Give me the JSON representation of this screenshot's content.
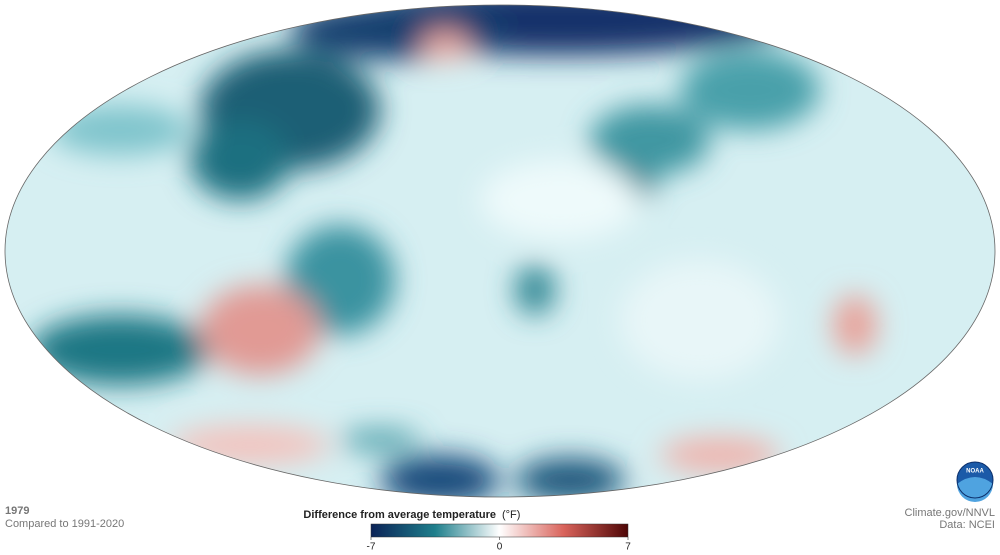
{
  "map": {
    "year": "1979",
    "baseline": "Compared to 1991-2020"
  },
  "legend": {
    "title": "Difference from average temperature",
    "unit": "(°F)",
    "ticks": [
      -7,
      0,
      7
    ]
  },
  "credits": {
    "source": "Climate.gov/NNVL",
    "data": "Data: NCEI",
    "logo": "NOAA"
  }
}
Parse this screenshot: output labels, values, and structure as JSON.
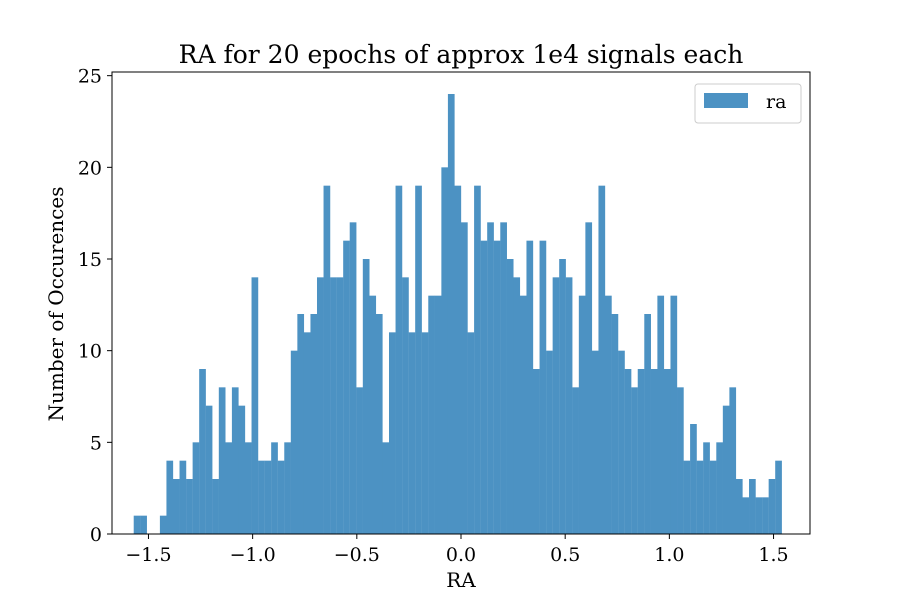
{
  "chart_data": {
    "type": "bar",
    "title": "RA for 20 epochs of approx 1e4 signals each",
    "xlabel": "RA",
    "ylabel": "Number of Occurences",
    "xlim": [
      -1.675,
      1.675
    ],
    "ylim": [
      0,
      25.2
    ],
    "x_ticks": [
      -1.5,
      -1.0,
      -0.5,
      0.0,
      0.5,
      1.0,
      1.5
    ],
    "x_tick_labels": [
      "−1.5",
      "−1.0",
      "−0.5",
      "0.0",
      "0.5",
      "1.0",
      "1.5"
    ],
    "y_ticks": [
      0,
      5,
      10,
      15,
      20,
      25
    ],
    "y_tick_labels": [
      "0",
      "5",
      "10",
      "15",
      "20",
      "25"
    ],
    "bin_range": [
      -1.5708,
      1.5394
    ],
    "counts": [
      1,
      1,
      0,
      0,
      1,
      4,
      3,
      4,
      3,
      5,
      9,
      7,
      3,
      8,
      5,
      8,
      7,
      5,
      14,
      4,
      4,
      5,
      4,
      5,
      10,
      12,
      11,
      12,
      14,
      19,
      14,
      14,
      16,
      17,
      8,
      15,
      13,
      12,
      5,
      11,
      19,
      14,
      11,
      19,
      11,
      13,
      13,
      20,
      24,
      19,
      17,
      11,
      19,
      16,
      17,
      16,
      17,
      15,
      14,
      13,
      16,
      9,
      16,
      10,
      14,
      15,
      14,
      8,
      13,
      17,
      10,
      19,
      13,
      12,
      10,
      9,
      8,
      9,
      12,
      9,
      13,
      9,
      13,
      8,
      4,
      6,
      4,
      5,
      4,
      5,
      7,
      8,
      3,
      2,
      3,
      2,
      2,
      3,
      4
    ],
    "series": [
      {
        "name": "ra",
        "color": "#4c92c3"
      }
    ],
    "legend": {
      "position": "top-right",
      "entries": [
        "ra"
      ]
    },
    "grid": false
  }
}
* * *
[EXERCISE BRIEF]
Quote the entries in full. Any image among them is to be omitted from the copy.

[REPLY TO THE TASK]
Give me the JSON representation of this screenshot's content.
{
  "map": {
    "year": "1979",
    "baseline": "Compared to 1991-2020"
  },
  "legend": {
    "title": "Difference from average temperature",
    "unit": "(°F)",
    "ticks": [
      -7,
      0,
      7
    ]
  },
  "credits": {
    "source": "Climate.gov/NNVL",
    "data": "Data: NCEI",
    "logo": "NOAA"
  }
}
Parse this screenshot: output labels, values, and structure as JSON.
{
  "chart_data": {
    "type": "bar",
    "title": "RA for 20 epochs of approx 1e4 signals each",
    "xlabel": "RA",
    "ylabel": "Number of Occurences",
    "xlim": [
      -1.675,
      1.675
    ],
    "ylim": [
      0,
      25.2
    ],
    "x_ticks": [
      -1.5,
      -1.0,
      -0.5,
      0.0,
      0.5,
      1.0,
      1.5
    ],
    "x_tick_labels": [
      "−1.5",
      "−1.0",
      "−0.5",
      "0.0",
      "0.5",
      "1.0",
      "1.5"
    ],
    "y_ticks": [
      0,
      5,
      10,
      15,
      20,
      25
    ],
    "y_tick_labels": [
      "0",
      "5",
      "10",
      "15",
      "20",
      "25"
    ],
    "bin_range": [
      -1.5708,
      1.5394
    ],
    "counts": [
      1,
      1,
      0,
      0,
      1,
      4,
      3,
      4,
      3,
      5,
      9,
      7,
      3,
      8,
      5,
      8,
      7,
      5,
      14,
      4,
      4,
      5,
      4,
      5,
      10,
      12,
      11,
      12,
      14,
      19,
      14,
      14,
      16,
      17,
      8,
      15,
      13,
      12,
      5,
      11,
      19,
      14,
      11,
      19,
      11,
      13,
      13,
      20,
      24,
      19,
      17,
      11,
      19,
      16,
      17,
      16,
      17,
      15,
      14,
      13,
      16,
      9,
      16,
      10,
      14,
      15,
      14,
      8,
      13,
      17,
      10,
      19,
      13,
      12,
      10,
      9,
      8,
      9,
      12,
      9,
      13,
      9,
      13,
      8,
      4,
      6,
      4,
      5,
      4,
      5,
      7,
      8,
      3,
      2,
      3,
      2,
      2,
      3,
      4
    ],
    "series": [
      {
        "name": "ra",
        "color": "#4c92c3"
      }
    ],
    "legend": {
      "position": "top-right",
      "entries": [
        "ra"
      ]
    },
    "grid": false
  }
}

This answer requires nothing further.